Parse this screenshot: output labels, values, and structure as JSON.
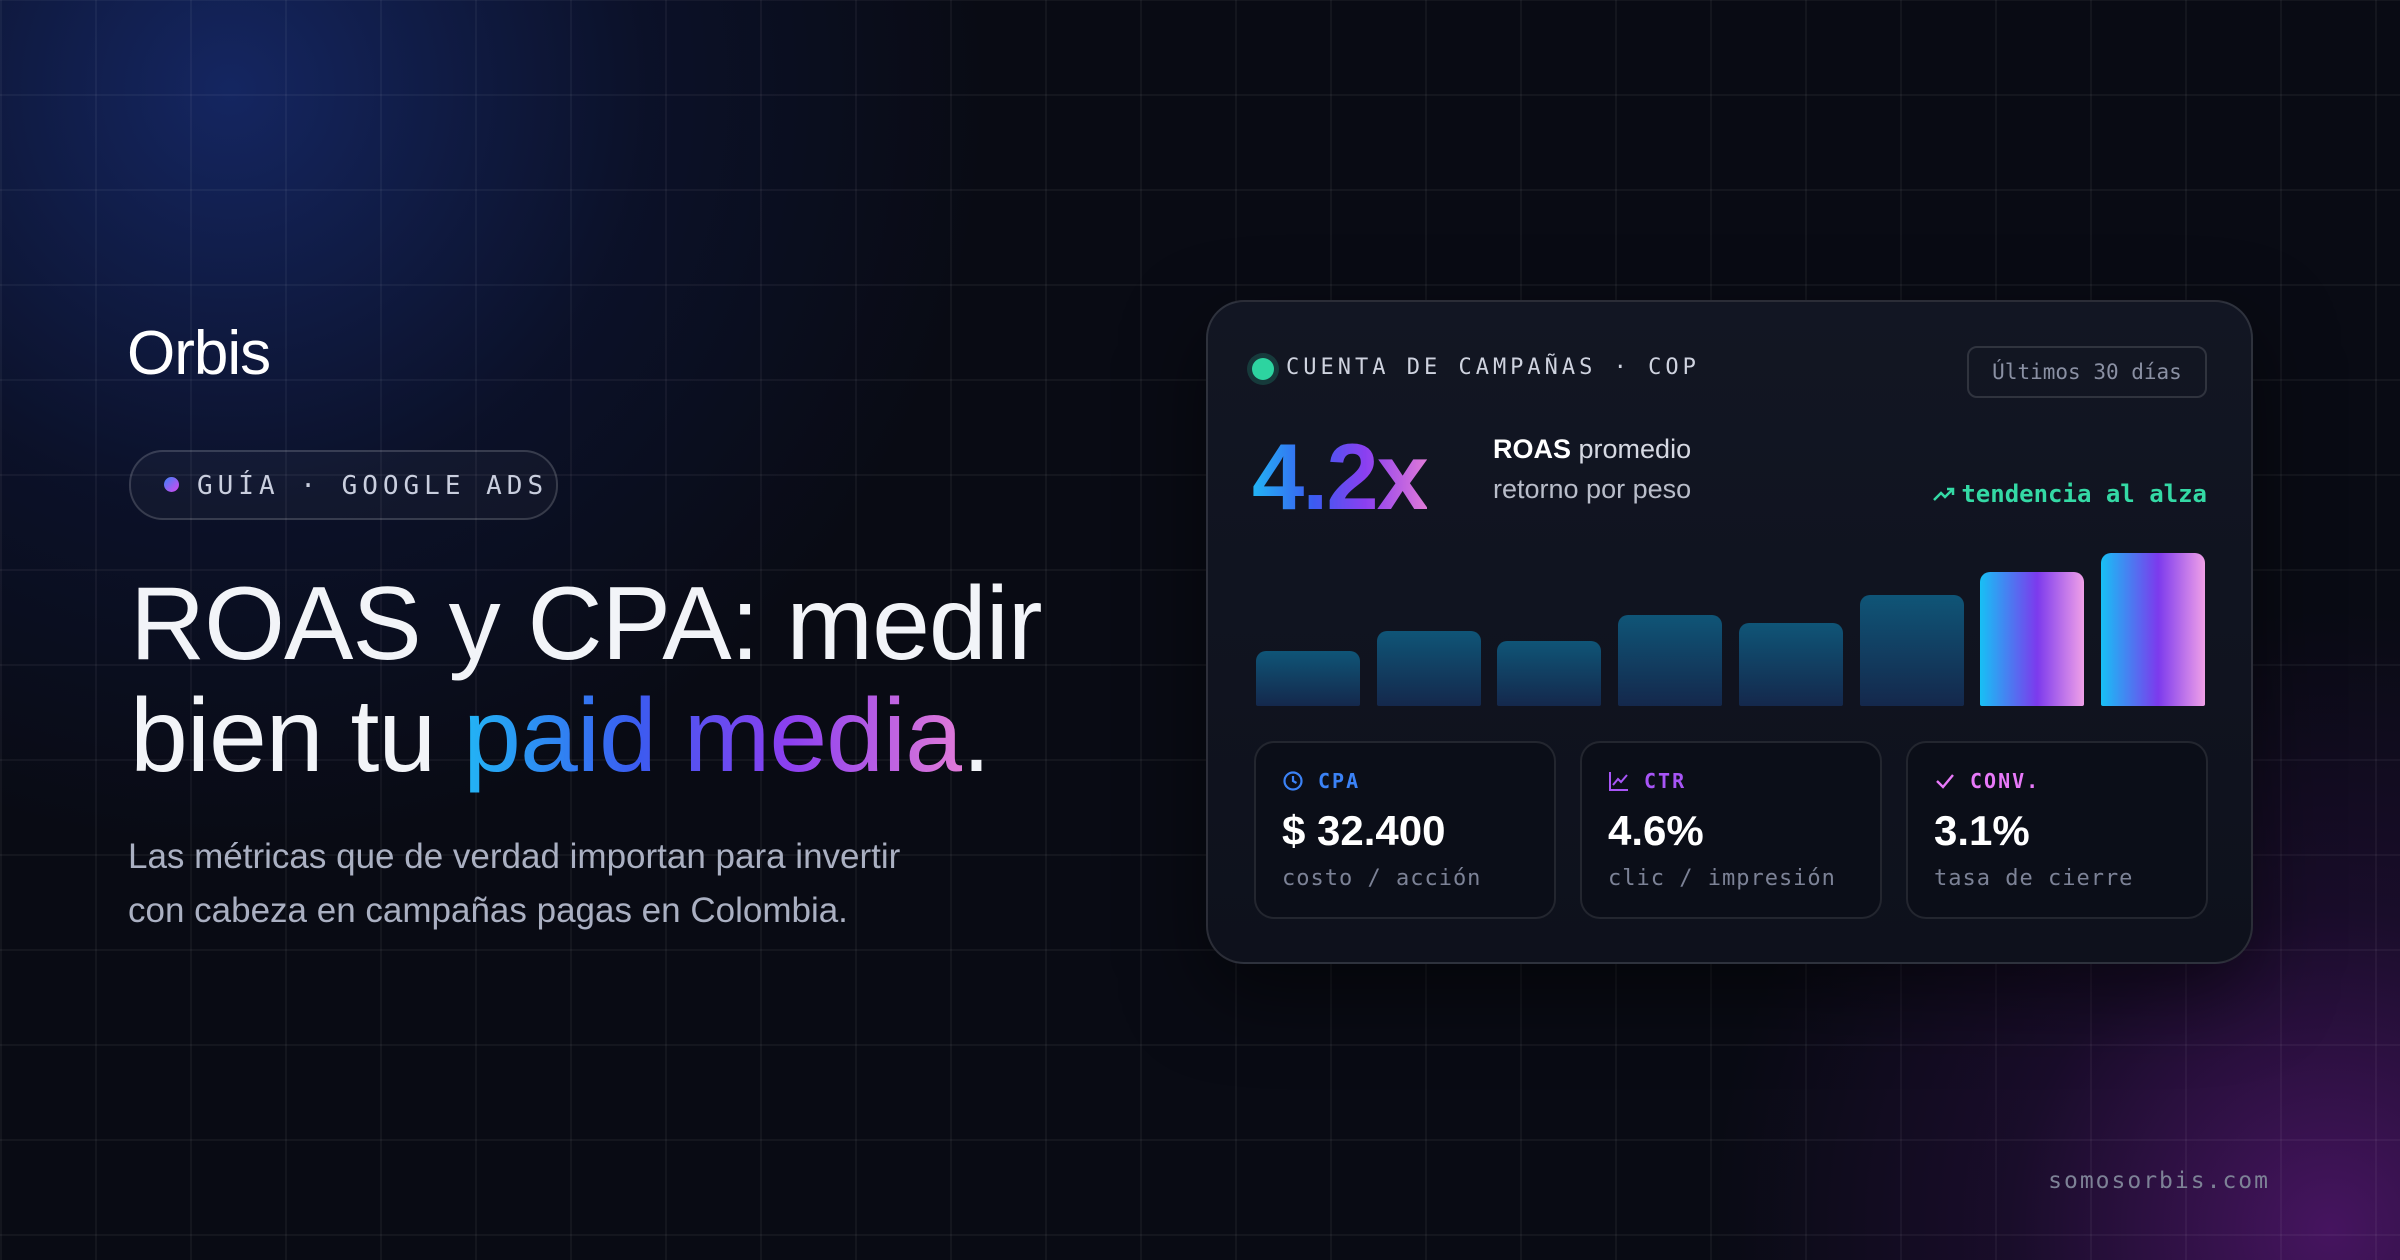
{
  "brand": "Orbis",
  "pill": "GUÍA · GOOGLE ADS",
  "headline": {
    "line1": "ROAS y CPA: medir",
    "line2": "bien tu",
    "highlight": "paid media",
    "end": "."
  },
  "subtitle": {
    "line1": "Las métricas que de verdad importan para invertir",
    "line2": "con cabeza en campañas pagas en Colombia."
  },
  "card": {
    "title": "CUENTA DE CAMPAÑAS · COP",
    "period": "Últimos 30 días",
    "roas": "4.2x",
    "roas_label": "ROAS",
    "roas_caption": "promedio",
    "roas_sub": "retorno por peso",
    "trend": "tendencia al alza",
    "stats": [
      {
        "label": "CPA",
        "value": "$ 32.400",
        "sub": "costo / acción",
        "color": "#3b82f6"
      },
      {
        "label": "CTR",
        "value": "4.6%",
        "sub": "clic / impresión",
        "color": "#a855f7"
      },
      {
        "label": "CONV.",
        "value": "3.1%",
        "sub": "tasa de cierre",
        "color": "#e879f9"
      }
    ]
  },
  "chart": {
    "type": "bar",
    "values": [
      34,
      46,
      40,
      56,
      51,
      68,
      82,
      94
    ],
    "styles": [
      "base",
      "base",
      "base",
      "base",
      "base",
      "base",
      "accent",
      "accent"
    ]
  },
  "footer": "somosorbis.com"
}
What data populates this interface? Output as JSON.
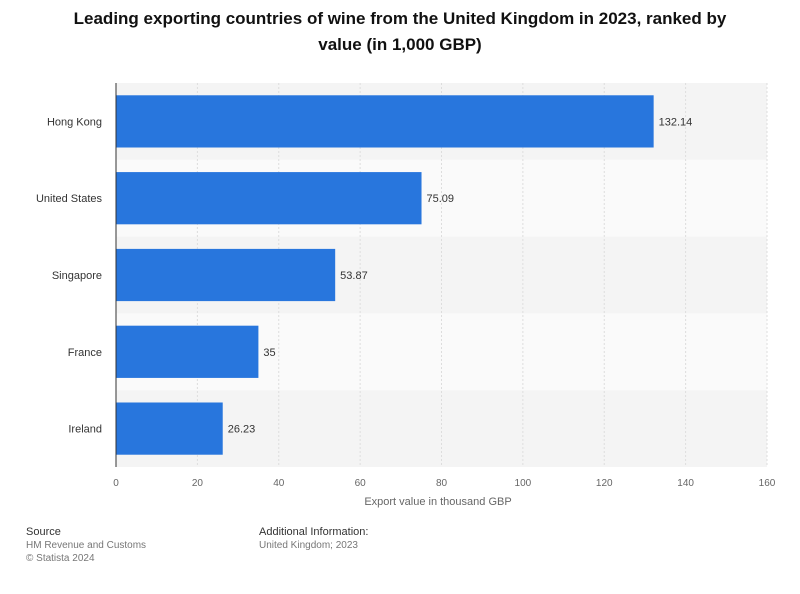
{
  "title": "Leading exporting countries of wine from the United Kingdom in 2023, ranked by value (in 1,000 GBP)",
  "chart_data": {
    "type": "bar",
    "orientation": "horizontal",
    "title": "Leading exporting countries of wine from the United Kingdom in 2023, ranked by value (in 1,000 GBP)",
    "categories": [
      "Hong Kong",
      "United States",
      "Singapore",
      "France",
      "Ireland"
    ],
    "values": [
      132.14,
      75.09,
      53.87,
      35,
      26.23
    ],
    "value_labels": [
      "132.14",
      "75.09",
      "53.87",
      "35",
      "26.23"
    ],
    "xlabel": "Export value in thousand GBP",
    "ylabel": "",
    "xlim": [
      0,
      160
    ],
    "x_ticks": [
      "0",
      "20",
      "40",
      "60",
      "80",
      "100",
      "120",
      "140",
      "160"
    ],
    "grid": true,
    "bar_color": "#2876dd"
  },
  "footer": {
    "source_heading": "Source",
    "source_lines": [
      "HM Revenue and Customs",
      "© Statista 2024"
    ],
    "info_heading": "Additional Information:",
    "info_lines": [
      "United Kingdom; 2023"
    ]
  }
}
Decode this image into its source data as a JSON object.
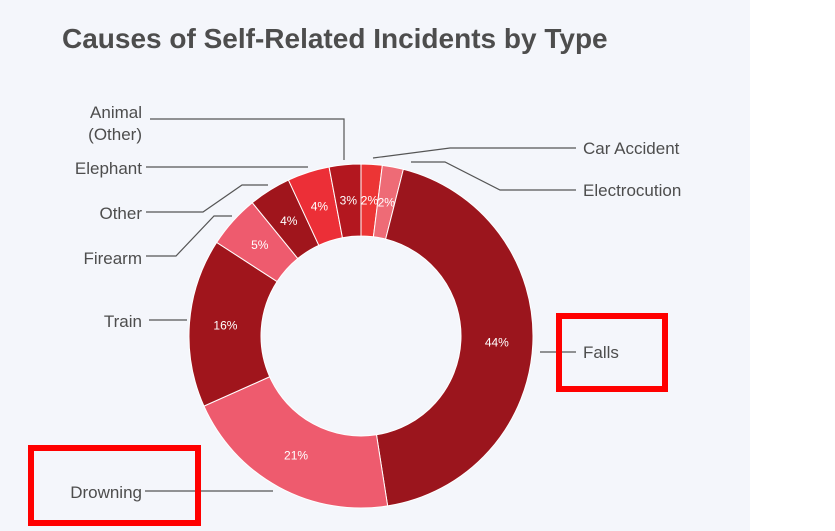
{
  "chart_data": {
    "type": "pie",
    "title": "Causes of Self-Related Incidents by Type",
    "slices": [
      {
        "label": "Car Accident",
        "value": 2,
        "pct_label": "2%",
        "color": "#ec3535"
      },
      {
        "label": "Electrocution",
        "value": 2,
        "pct_label": "2%",
        "color": "#ee6b76"
      },
      {
        "label": "Falls",
        "value": 44,
        "pct_label": "44%",
        "color": "#9b151d"
      },
      {
        "label": "Drowning",
        "value": 21,
        "pct_label": "21%",
        "color": "#ee5b6e"
      },
      {
        "label": "Train",
        "value": 16,
        "pct_label": "16%",
        "color": "#a0151c"
      },
      {
        "label": "Firearm",
        "value": 5,
        "pct_label": "5%",
        "color": "#ee5b6e"
      },
      {
        "label": "Other",
        "value": 4,
        "pct_label": "4%",
        "color": "#a0151c"
      },
      {
        "label": "Elephant",
        "value": 4,
        "pct_label": "4%",
        "color": "#ec2f37"
      },
      {
        "label": "Animal\n(Other)",
        "value": 3,
        "pct_label": "3%",
        "color": "#b3171f"
      }
    ],
    "highlighted": [
      "Falls",
      "Drowning"
    ]
  },
  "colors": {
    "background": "#f4f6fb",
    "title": "#4d4d4d",
    "label": "#4d4d4d",
    "leader_line": "#555555",
    "highlight_box": "#ff0000"
  }
}
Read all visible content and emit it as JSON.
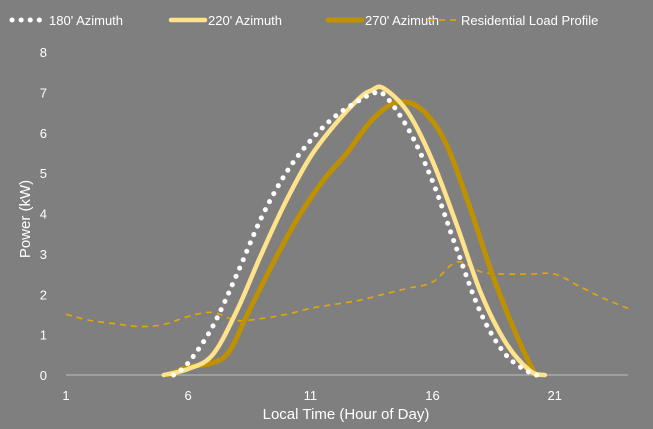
{
  "chart_data": {
    "type": "line",
    "title": "",
    "xlabel": "Local Time (Hour of Day)",
    "ylabel": "Power (kW)",
    "xlim": [
      1,
      24
    ],
    "ylim": [
      0,
      8
    ],
    "xticks": [
      1,
      6,
      11,
      16,
      21
    ],
    "yticks": [
      0,
      1,
      2,
      3,
      4,
      5,
      6,
      7,
      8
    ],
    "grid": false,
    "legend_position": "top",
    "series": [
      {
        "name": "180' Azimuth",
        "style": "dotted",
        "color": "#ffffff",
        "x": [
          5.4,
          6,
          7,
          8,
          9,
          10,
          11,
          12,
          13,
          13.5,
          14,
          15,
          16,
          17,
          18,
          19,
          20,
          20.3
        ],
        "y": [
          0,
          0.3,
          1.2,
          2.5,
          3.9,
          5.0,
          5.8,
          6.4,
          6.8,
          6.95,
          6.95,
          6.1,
          4.8,
          3.1,
          1.5,
          0.5,
          0.05,
          0
        ]
      },
      {
        "name": "220' Azimuth",
        "style": "solid",
        "color": "#ffe38a",
        "x": [
          5,
          6,
          7,
          8,
          9,
          10,
          11,
          12,
          13,
          13.5,
          14,
          15,
          16,
          17,
          18,
          19,
          20,
          20.6
        ],
        "y": [
          0,
          0.15,
          0.5,
          1.6,
          3.0,
          4.3,
          5.4,
          6.2,
          6.85,
          7.05,
          7.1,
          6.5,
          5.3,
          3.7,
          2.0,
          0.8,
          0.1,
          0
        ]
      },
      {
        "name": "270' Azimuth",
        "style": "solid",
        "color": "#bf9000",
        "x": [
          5.2,
          6,
          7,
          7.7,
          8.5,
          9.5,
          10.5,
          11.5,
          12.5,
          13.5,
          14.5,
          15.5,
          16.5,
          17.5,
          18.5,
          19.5,
          20.2
        ],
        "y": [
          0,
          0.2,
          0.3,
          0.6,
          1.6,
          2.8,
          3.9,
          4.8,
          5.5,
          6.3,
          6.75,
          6.6,
          5.8,
          4.2,
          2.4,
          0.9,
          0
        ]
      },
      {
        "name": "Residential Load Profile",
        "style": "dashed",
        "color": "#e6a800",
        "x": [
          1,
          2,
          3,
          4,
          5,
          6,
          7,
          8,
          9,
          10,
          11,
          12,
          13,
          14,
          15,
          16,
          17,
          18,
          19,
          20,
          21,
          22,
          23,
          24
        ],
        "y": [
          1.5,
          1.35,
          1.27,
          1.2,
          1.25,
          1.45,
          1.55,
          1.35,
          1.4,
          1.5,
          1.65,
          1.75,
          1.85,
          2.0,
          2.15,
          2.3,
          2.8,
          2.55,
          2.5,
          2.5,
          2.5,
          2.2,
          1.9,
          1.65
        ]
      }
    ]
  }
}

──────────

### TASK PROMPT
Every line that holds the word "Kingdom" should be extracted.

### ANSWER TO THIS TASK
  "title": "Leading exporting countries of wine from the United Kingdom in 2023, ranked by value (in 1,000 GBP)",
    "title": "Leading exporting countries of wine from the United Kingdom in 2023, ranked by value (in 1,000 GBP)",
      "United Kingdom; 2023"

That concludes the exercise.